Return all of the data exactly as written, without the pictures.

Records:
╔══

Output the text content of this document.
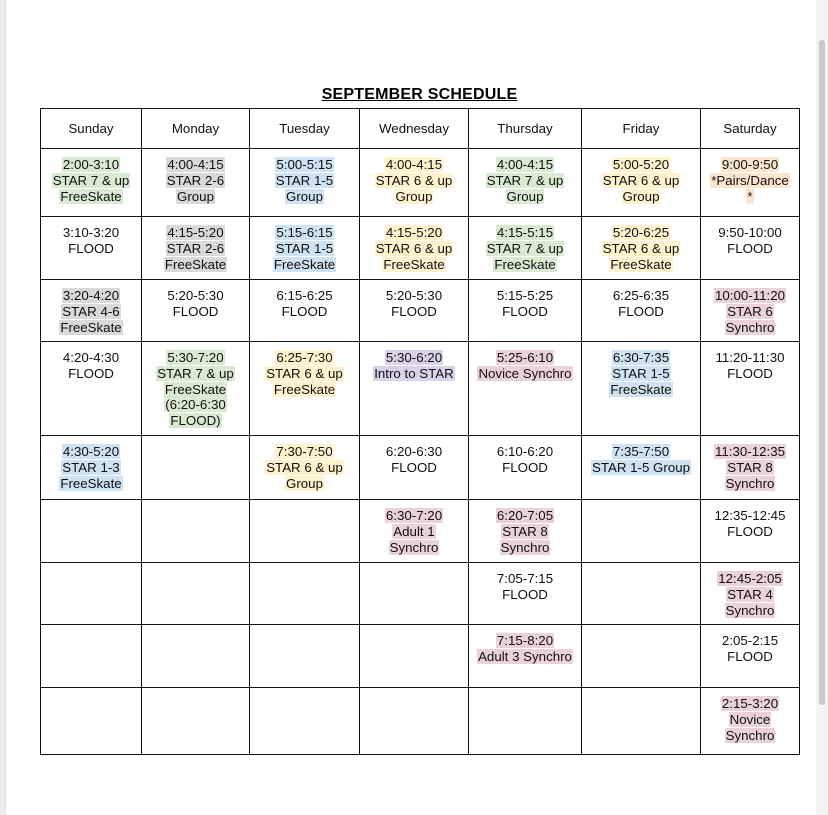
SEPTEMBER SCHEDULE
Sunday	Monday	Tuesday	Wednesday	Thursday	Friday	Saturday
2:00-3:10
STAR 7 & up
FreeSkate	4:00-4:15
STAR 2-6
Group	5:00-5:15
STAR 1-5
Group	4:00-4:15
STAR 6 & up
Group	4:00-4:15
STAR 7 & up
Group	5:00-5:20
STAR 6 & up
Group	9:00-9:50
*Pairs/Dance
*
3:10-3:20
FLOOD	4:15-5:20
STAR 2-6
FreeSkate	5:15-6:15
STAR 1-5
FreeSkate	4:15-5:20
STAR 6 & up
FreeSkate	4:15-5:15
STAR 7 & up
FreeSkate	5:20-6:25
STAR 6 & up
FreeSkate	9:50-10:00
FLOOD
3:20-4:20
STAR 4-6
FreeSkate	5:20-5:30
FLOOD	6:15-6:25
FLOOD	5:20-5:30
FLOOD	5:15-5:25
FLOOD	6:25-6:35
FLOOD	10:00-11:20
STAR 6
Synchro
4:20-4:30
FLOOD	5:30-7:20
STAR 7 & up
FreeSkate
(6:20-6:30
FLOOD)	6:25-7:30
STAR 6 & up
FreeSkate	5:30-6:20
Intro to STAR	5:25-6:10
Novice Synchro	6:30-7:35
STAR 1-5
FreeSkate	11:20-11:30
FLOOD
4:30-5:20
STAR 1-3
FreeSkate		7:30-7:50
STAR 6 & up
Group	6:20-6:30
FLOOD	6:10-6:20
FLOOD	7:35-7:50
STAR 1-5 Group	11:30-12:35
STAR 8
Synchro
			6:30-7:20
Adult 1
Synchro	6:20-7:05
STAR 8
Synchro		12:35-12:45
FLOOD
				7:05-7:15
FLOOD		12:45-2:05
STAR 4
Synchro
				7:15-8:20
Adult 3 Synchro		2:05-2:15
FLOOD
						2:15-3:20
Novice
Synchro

╚══

Reply to the task:
Output the text content of this document.
SEPTEMBER SCHEDULE
Sunday	Monday	Tuesday	Wednesday	Thursday	Friday	Saturday
2:00-3:10
STAR 7 & up
FreeSkate	4:00-4:15
STAR 2-6
Group	5:00-5:15
STAR 1-5
Group	4:00-4:15
STAR 6 & up
Group	4:00-4:15
STAR 7 & up
Group	5:00-5:20
STAR 6 & up
Group	9:00-9:50
*Pairs/Dance
*
3:10-3:20
FLOOD	4:15-5:20
STAR 2-6
FreeSkate	5:15-6:15
STAR 1-5
FreeSkate	4:15-5:20
STAR 6 & up
FreeSkate	4:15-5:15
STAR 7 & up
FreeSkate	5:20-6:25
STAR 6 & up
FreeSkate	9:50-10:00
FLOOD
3:20-4:20
STAR 4-6
FreeSkate	5:20-5:30
FLOOD	6:15-6:25
FLOOD	5:20-5:30
FLOOD	5:15-5:25
FLOOD	6:25-6:35
FLOOD	10:00-11:20
STAR 6
Synchro
4:20-4:30
FLOOD	5:30-7:20
STAR 7 & up
FreeSkate
(6:20-6:30
FLOOD)	6:25-7:30
STAR 6 & up
FreeSkate	5:30-6:20
Intro to STAR	5:25-6:10
Novice Synchro	6:30-7:35
STAR 1-5
FreeSkate	11:20-11:30
FLOOD
4:30-5:20
STAR 1-3
FreeSkate		7:30-7:50
STAR 6 & up
Group	6:20-6:30
FLOOD	6:10-6:20
FLOOD	7:35-7:50
STAR 1-5 Group	11:30-12:35
STAR 8
Synchro
			6:30-7:20
Adult 1
Synchro	6:20-7:05
STAR 8
Synchro		12:35-12:45
FLOOD
				7:05-7:15
FLOOD		12:45-2:05
STAR 4
Synchro
				7:15-8:20
Adult 3 Synchro		2:05-2:15
FLOOD
						2:15-3:20
Novice
Synchro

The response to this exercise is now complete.